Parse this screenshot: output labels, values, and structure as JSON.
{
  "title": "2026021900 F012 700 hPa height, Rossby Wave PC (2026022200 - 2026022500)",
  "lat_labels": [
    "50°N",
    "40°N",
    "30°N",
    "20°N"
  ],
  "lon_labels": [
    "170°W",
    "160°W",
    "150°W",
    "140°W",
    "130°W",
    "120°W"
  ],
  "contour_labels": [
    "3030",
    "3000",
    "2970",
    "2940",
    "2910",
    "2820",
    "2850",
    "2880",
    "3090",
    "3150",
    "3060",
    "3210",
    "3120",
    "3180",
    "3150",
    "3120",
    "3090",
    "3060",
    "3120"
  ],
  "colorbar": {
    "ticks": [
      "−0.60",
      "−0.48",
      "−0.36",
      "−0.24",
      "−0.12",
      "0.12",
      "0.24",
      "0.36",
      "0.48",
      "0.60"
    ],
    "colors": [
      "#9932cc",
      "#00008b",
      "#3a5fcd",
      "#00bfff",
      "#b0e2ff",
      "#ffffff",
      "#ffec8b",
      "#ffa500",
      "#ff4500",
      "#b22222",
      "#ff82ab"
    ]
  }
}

----------------

§ What to do
Write out all the entries exactly.

§ Final answer
Parse this screenshot: output labels, values, and structure as JSON.
{
  "title": "2026021900 F012 700 hPa height, Rossby Wave PC (2026022200 - 2026022500)",
  "lat_labels": [
    "50°N",
    "40°N",
    "30°N",
    "20°N"
  ],
  "lon_labels": [
    "170°W",
    "160°W",
    "150°W",
    "140°W",
    "130°W",
    "120°W"
  ],
  "contour_labels": [
    "3030",
    "3000",
    "2970",
    "2940",
    "2910",
    "2820",
    "2850",
    "2880",
    "3090",
    "3150",
    "3060",
    "3210",
    "3120",
    "3180",
    "3150",
    "3120",
    "3090",
    "3060",
    "3120"
  ],
  "colorbar": {
    "ticks": [
      "−0.60",
      "−0.48",
      "−0.36",
      "−0.24",
      "−0.12",
      "0.12",
      "0.24",
      "0.36",
      "0.48",
      "0.60"
    ],
    "colors": [
      "#9932cc",
      "#00008b",
      "#3a5fcd",
      "#00bfff",
      "#b0e2ff",
      "#ffffff",
      "#ffec8b",
      "#ffa500",
      "#ff4500",
      "#b22222",
      "#ff82ab"
    ]
  }
}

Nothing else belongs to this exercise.